WRITTEN INSTRUCTION:
From the entries below, copy every line holding the word "oddly".

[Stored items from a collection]

========================

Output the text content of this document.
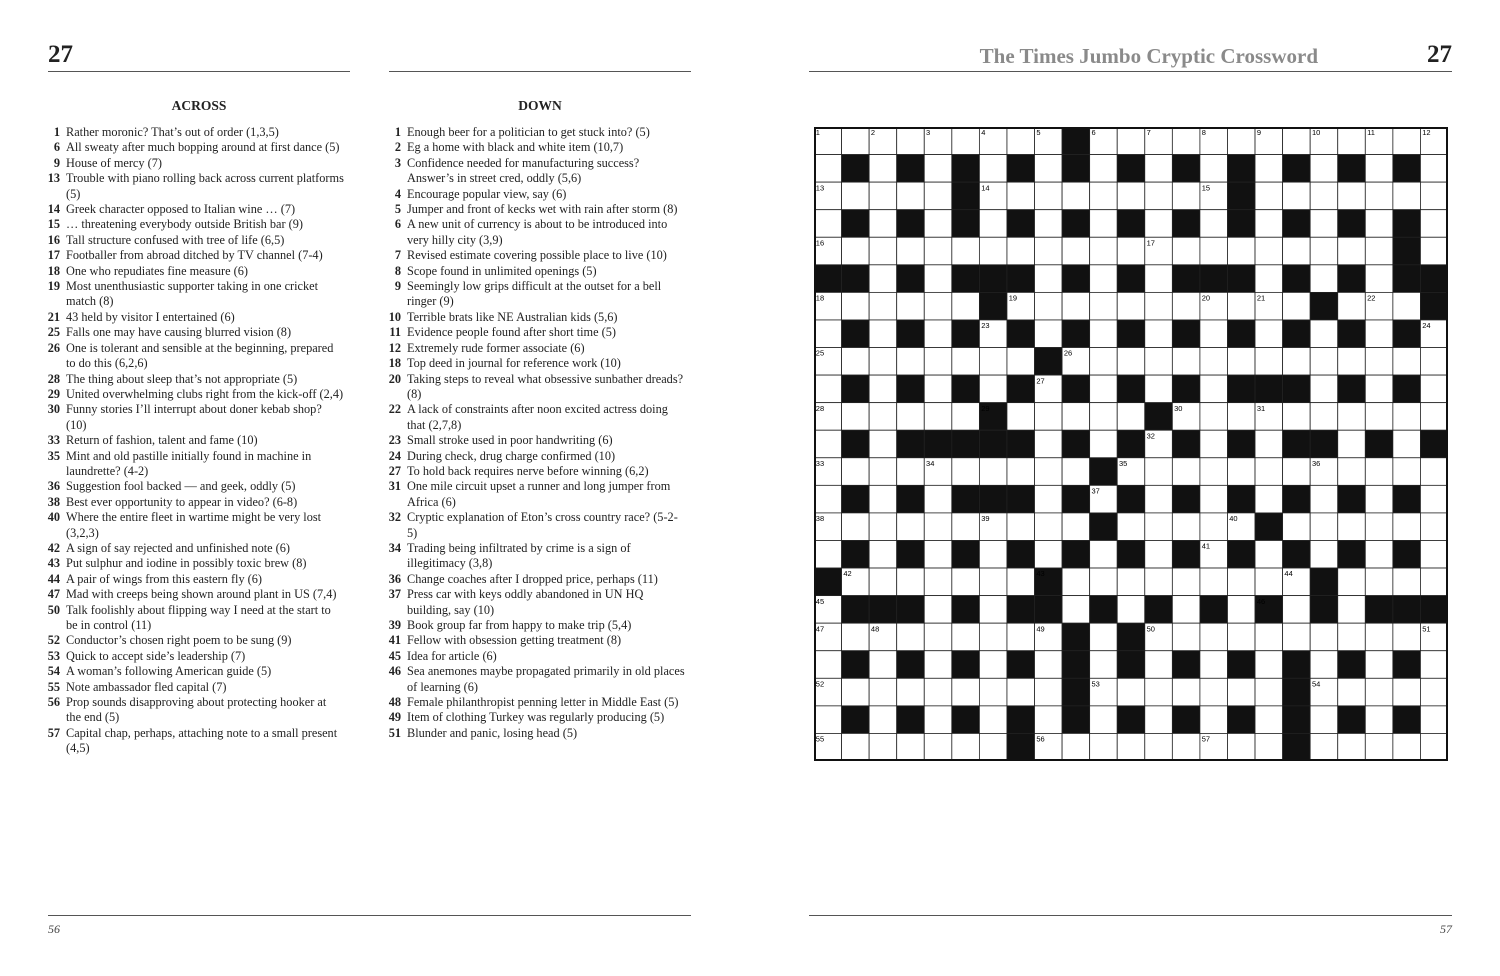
27	The Times Jumbo Cryptic Crossword	27
ACROSS
1 Rather moronic? That’s out of order (1,3,5)
6 All sweaty after much bopping around at first dance (5)
9 House of mercy (7)
13 Trouble with piano rolling back across current platforms (5)
14 Greek character opposed to Italian wine … (7)
15 … threatening everybody outside British bar (9)
16 Tall structure confused with tree of life (6,5)
17 Footballer from abroad ditched by TV channel (7-4)
18 One who repudiates fine measure (6)
19 Most unenthusiastic supporter taking in one cricket match (8)
21 43 held by visitor I entertained (6)
25 Falls one may have causing blurred vision (8)
26 One is tolerant and sensible at the beginning, prepared to do this (6,2,6)
28 The thing about sleep that’s not appropriate (5)
29 United overwhelming clubs right from the kick-off (2,4)
30 Funny stories I’ll interrupt about doner kebab shop? (10)
33 Return of fashion, talent and fame (10)
35 Mint and old pastille initially found in machine in laundrette? (4-2)
36 Suggestion fool backed — and geek, oddly (5)
38 Best ever opportunity to appear in video? (6-8)
40 Where the entire fleet in wartime might be very lost (3,2,3)
42 A sign of say rejected and unfinished note (6)
43 Put sulphur and iodine in possibly toxic brew (8)
44 A pair of wings from this eastern fly (6)
47 Mad with creeps being shown around plant in US (7,4)
50 Talk foolishly about flipping way I need at the start to be in control (11)
52 Conductor’s chosen right poem to be sung (9)
53 Quick to accept side’s leadership (7)
54 A woman’s following American guide (5)
55 Note ambassador fled capital (7)
56 Prop sounds disapproving about protecting hooker at the end (5)
57 Capital chap, perhaps, attaching note to a small present (4,5)
DOWN
1 Enough beer for a politician to get stuck into? (5)
2 Eg a home with black and white item (10,7)
3 Confidence needed for manufacturing success? Answer’s in street cred, oddly (5,6)
4 Encourage popular view, say (6)
5 Jumper and front of kecks wet with rain after storm (8)
6 A new unit of currency is about to be introduced into very hilly city (3,9)
7 Revised estimate covering possible place to live (10)
8 Scope found in unlimited openings (5)
9 Seemingly low grips difficult at the outset for a bell ringer (9)
10 Terrible brats like NE Australian kids (5,6)
11 Evidence people found after short time (5)
12 Extremely rude former associate (6)
18 Top deed in journal for reference work (10)
20 Taking steps to reveal what obsessive sunbather dreads? (8)
22 A lack of constraints after noon excited actress doing that (2,7,8)
23 Small stroke used in poor handwriting (6)
24 During check, drug charge confirmed (10)
27 To hold back requires nerve before winning (6,2)
31 One mile circuit upset a runner and long jumper from Africa (6)
32 Cryptic explanation of Eton’s cross country race? (5-2-5)
34 Trading being infiltrated by crime is a sign of illegitimacy (3,8)
36 Change coaches after I dropped price, perhaps (11)
37 Press car with keys oddly abandoned in UN HQ building, say (10)
39 Book group far from happy to make trip (5,4)
41 Fellow with obsession getting treatment (8)
45 Idea for article (6)
46 Sea anemones maybe propagated primarily in old places of learning (6)
48 Female philanthropist penning letter in Middle East (5)
49 Item of clothing Turkey was regularly producing (5)
51 Blunder and panic, losing head (5)
1	2	3	4	5	6	7	8	9	10	11	12
13	14	15
16	17
18	19	20	21	22
23	24
25	26
27
28	29	30	31
32
33	34	35	36
37
38	39	40
41
42	43	44
45	46
47	48	49	50	51
52	53	54
55	56	57
56	57
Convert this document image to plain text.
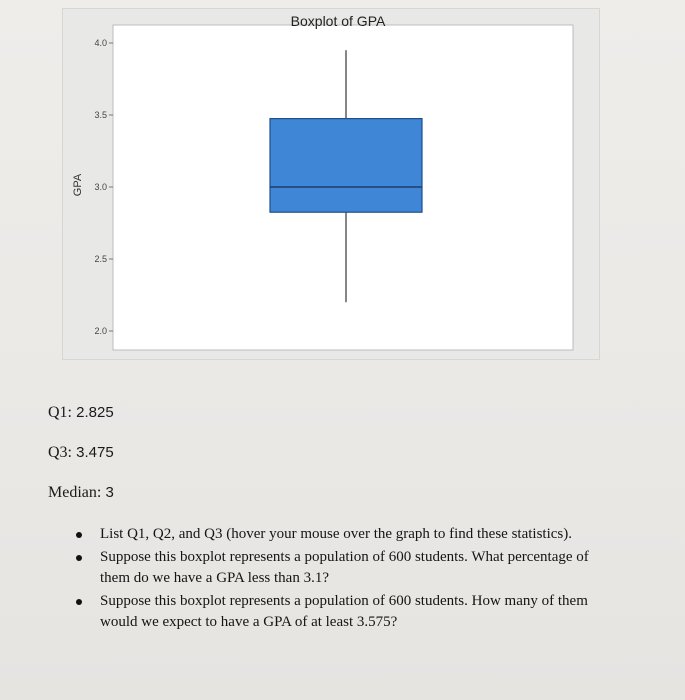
Boxplot of GPA
GPA
2.0
2.5
3.0
3.5
4.0
Q1: 2.825
Q3: 3.475
Median: 3
List Q1, Q2, and Q3 (hover your mouse over the graph to find these statistics).
Suppose this boxplot represents a population of 600 students. What percentage of them do we have a GPA less than 3.1?
Suppose this boxplot represents a population of 600 students. How many of them would we expect to have a GPA of at least 3.575?
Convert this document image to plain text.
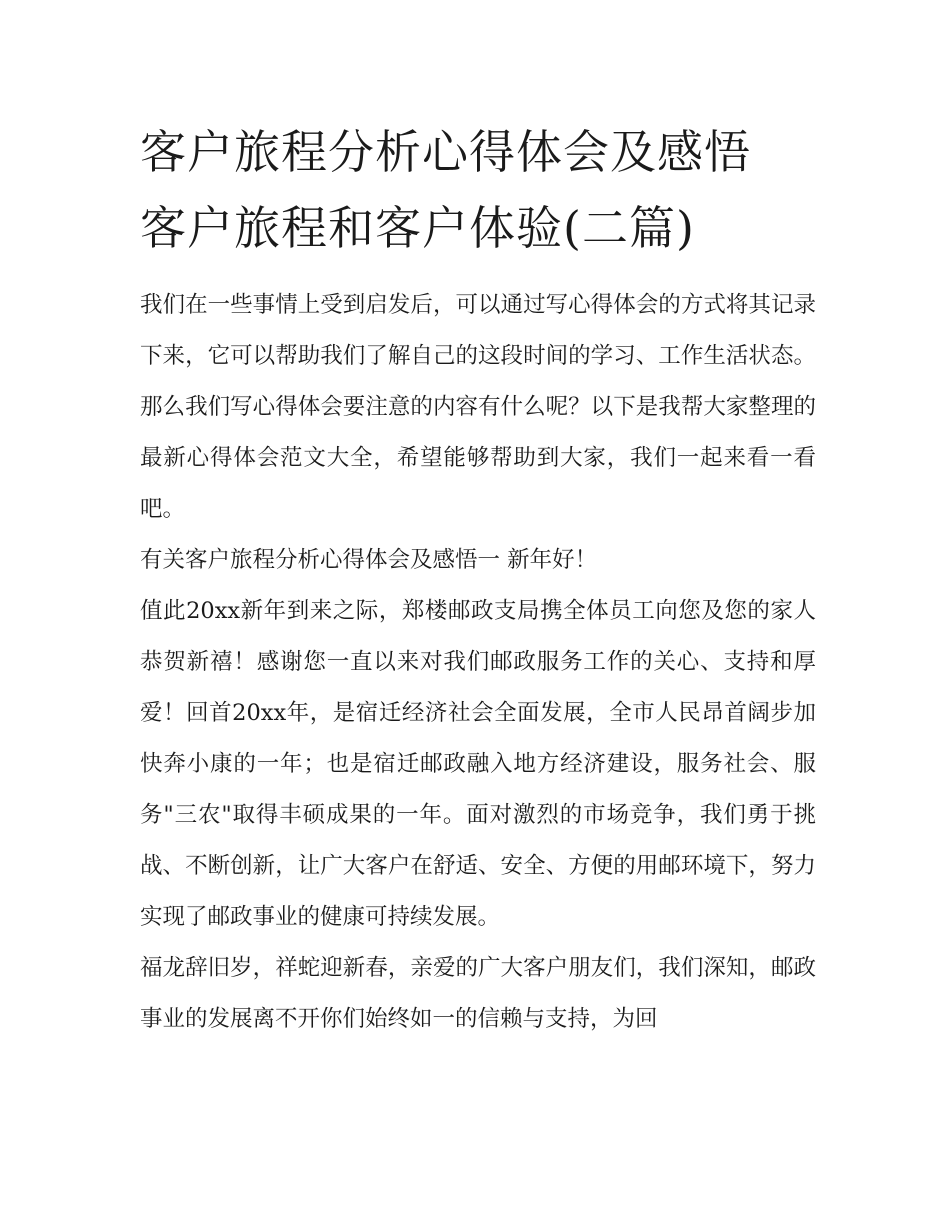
客户旅程分析心得体会及感悟
客户旅程和客户体验(二篇)

我们在一些事情上受到启发后，可以通过写心得体会的方式将其记录下来，它可以帮助我们了解自己的这段时间的学习、工作生活状态。那么我们写心得体会要注意的内容有什么呢？以下是我帮大家整理的最新心得体会范文大全，希望能够帮助到大家，我们一起来看一看吧。

有关客户旅程分析心得体会及感悟一 新年好！

值此20xx新年到来之际，郑楼邮政支局携全体员工向您及您的家人恭贺新禧！感谢您一直以来对我们邮政服务工作的关心、支持和厚爱！回首20xx年，是宿迁经济社会全面发展，全市人民昂首阔步加快奔小康的一年；也是宿迁邮政融入地方经济建设，服务社会、服务"三农"取得丰硕成果的一年。面对激烈的市场竞争，我们勇于挑战、不断创新，让广大客户在舒适、安全、方便的用邮环境下，努力实现了邮政事业的健康可持续发展。

福龙辞旧岁，祥蛇迎新春，亲爱的广大客户朋友们，我们深知，邮政事业的发展离不开你们始终如一的信赖与支持，为回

========================

TASK RESPONSE:
36 Suggestion fool backed — and geek, oddly (5)
3 Confidence needed for manufacturing success? Answer’s in street cred, oddly (5,6)
37 Press car with keys oddly abandoned in UN HQ building, say (10)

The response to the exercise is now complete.